### SET EXERCISE
Pick out every line in the data below that holds "JSON".

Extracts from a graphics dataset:

# # # # # # #

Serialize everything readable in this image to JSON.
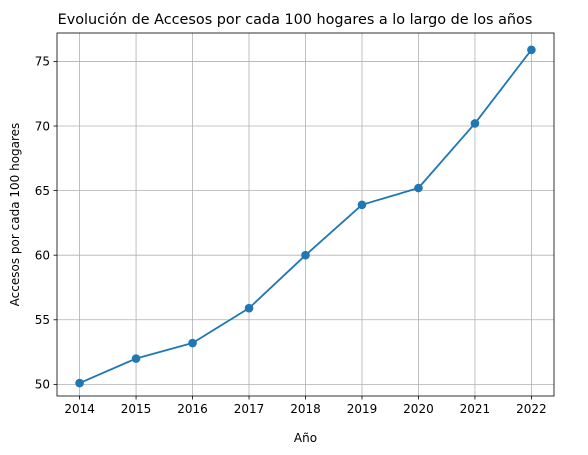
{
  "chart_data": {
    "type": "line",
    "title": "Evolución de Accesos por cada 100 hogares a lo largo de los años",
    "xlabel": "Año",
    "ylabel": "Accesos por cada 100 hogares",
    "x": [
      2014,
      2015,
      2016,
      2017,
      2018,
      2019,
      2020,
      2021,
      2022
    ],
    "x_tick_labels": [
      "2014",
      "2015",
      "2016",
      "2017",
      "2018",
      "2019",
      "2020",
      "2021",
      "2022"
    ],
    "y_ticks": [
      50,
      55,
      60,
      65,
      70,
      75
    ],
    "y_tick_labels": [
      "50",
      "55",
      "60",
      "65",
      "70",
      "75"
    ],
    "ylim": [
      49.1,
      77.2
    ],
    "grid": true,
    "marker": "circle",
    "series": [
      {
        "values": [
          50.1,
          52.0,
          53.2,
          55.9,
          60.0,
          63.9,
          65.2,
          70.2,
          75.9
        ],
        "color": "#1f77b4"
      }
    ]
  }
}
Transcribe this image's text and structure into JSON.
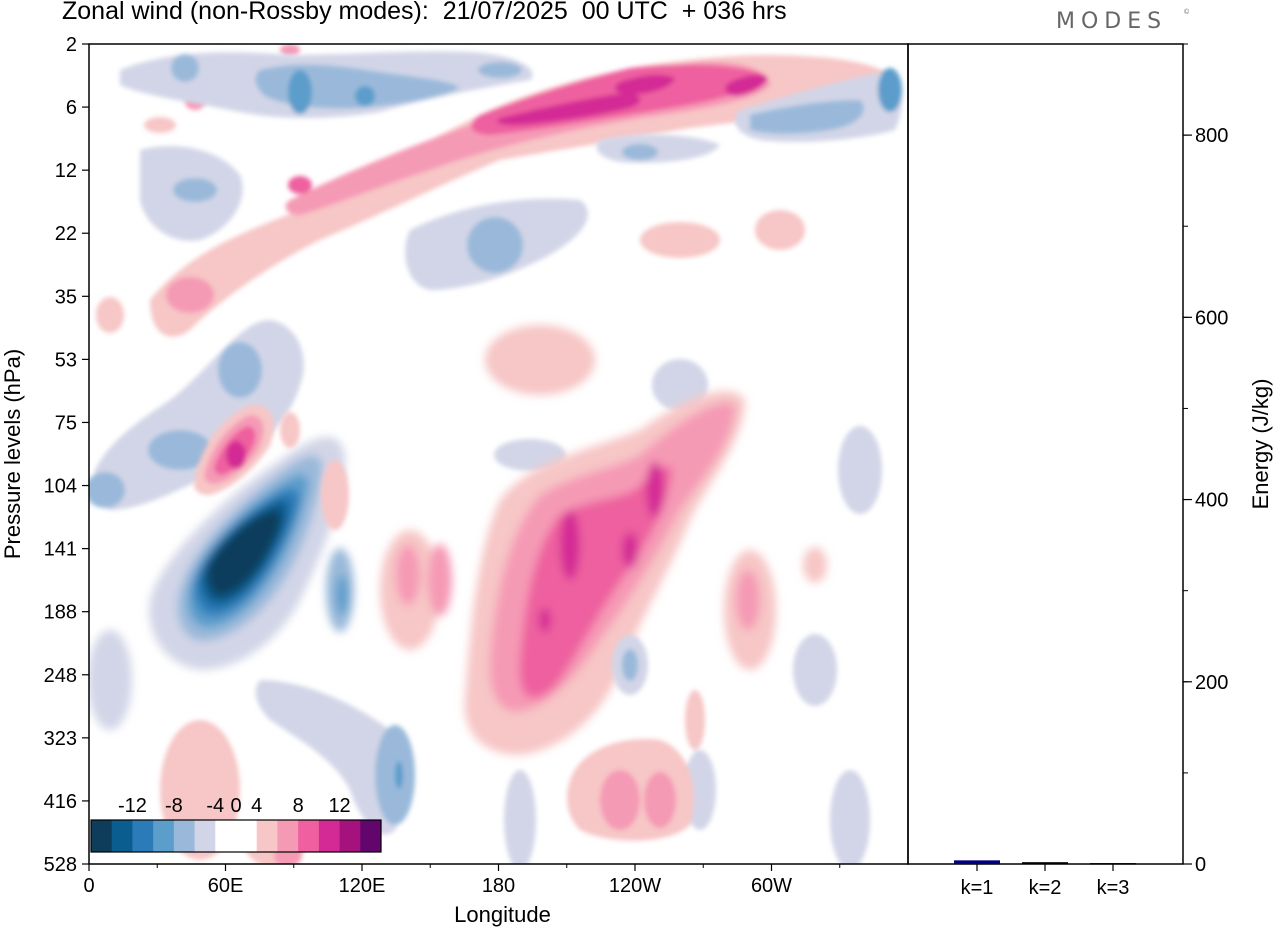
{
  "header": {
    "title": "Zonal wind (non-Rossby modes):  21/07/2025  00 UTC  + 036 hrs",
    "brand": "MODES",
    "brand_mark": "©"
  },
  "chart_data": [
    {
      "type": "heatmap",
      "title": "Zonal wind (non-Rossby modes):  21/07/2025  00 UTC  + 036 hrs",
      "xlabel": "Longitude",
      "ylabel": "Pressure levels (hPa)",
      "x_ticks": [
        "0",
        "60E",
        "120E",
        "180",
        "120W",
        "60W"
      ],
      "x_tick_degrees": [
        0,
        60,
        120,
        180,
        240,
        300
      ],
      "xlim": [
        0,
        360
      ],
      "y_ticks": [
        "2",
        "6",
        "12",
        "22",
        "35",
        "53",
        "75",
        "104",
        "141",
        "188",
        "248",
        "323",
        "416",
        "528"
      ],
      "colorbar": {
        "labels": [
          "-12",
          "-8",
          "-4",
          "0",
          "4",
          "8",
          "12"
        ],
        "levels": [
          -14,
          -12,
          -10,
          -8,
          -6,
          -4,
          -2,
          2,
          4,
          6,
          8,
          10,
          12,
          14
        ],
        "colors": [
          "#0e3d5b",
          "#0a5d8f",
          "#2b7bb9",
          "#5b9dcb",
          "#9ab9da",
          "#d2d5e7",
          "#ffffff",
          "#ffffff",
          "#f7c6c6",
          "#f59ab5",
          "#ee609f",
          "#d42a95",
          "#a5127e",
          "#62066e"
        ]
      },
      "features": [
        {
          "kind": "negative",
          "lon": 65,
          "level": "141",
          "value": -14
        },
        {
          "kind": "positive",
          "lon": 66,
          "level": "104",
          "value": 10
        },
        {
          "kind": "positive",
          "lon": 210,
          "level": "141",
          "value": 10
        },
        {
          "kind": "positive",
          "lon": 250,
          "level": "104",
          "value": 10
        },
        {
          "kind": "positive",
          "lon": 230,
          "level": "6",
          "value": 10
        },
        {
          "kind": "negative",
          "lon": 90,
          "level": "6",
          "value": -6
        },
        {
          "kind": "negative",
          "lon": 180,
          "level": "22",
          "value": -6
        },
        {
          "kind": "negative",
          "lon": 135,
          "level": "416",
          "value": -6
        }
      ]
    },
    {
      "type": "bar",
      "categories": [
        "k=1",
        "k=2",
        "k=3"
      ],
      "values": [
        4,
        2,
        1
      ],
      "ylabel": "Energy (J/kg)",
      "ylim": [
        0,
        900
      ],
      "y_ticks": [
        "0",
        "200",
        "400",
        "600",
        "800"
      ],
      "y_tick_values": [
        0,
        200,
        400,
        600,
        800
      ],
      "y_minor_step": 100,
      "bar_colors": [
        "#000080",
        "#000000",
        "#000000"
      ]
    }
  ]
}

# # # # # # #

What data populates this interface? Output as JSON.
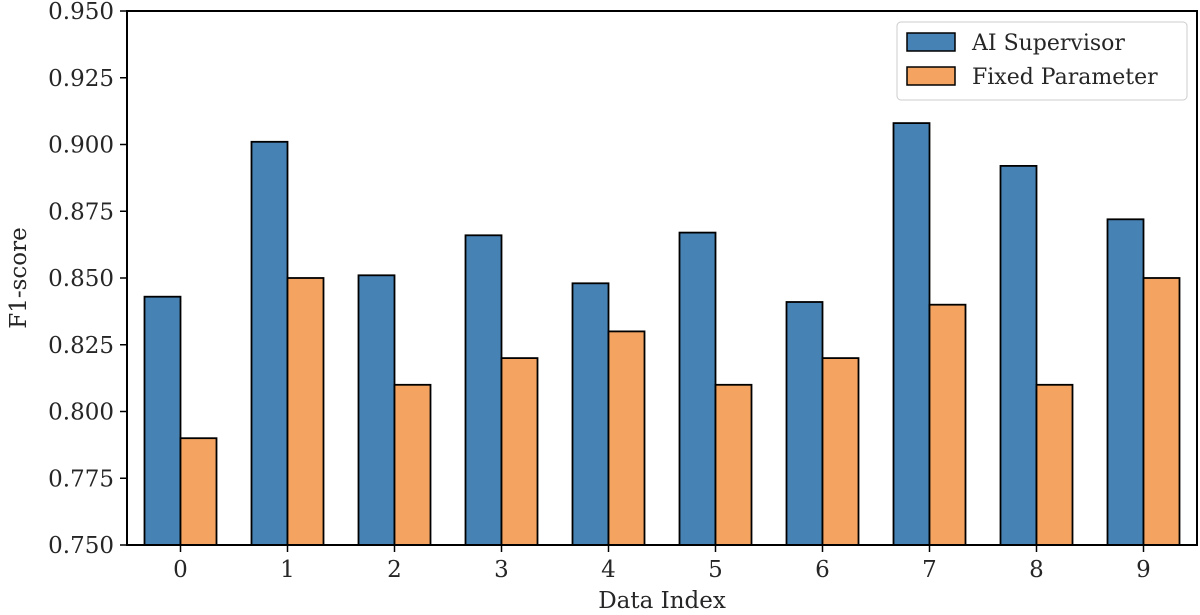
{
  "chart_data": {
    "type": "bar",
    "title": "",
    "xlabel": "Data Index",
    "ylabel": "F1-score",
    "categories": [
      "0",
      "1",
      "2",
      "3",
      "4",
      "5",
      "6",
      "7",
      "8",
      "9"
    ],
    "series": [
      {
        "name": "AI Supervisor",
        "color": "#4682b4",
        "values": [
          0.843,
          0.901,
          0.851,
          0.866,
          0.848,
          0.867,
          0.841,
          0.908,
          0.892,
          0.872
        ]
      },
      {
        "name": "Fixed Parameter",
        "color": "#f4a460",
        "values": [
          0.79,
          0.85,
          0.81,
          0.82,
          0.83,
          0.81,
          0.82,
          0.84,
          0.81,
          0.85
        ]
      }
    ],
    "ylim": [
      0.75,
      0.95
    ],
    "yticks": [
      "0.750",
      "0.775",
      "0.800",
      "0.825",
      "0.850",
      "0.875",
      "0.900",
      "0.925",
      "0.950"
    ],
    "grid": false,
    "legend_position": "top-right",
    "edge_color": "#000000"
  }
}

# # # # # # #

### THE SOLUTION
Serialize everything readable in this image to JSON.
Transcribe this image's text and structure into JSON.
What data populates this interface? Output as JSON.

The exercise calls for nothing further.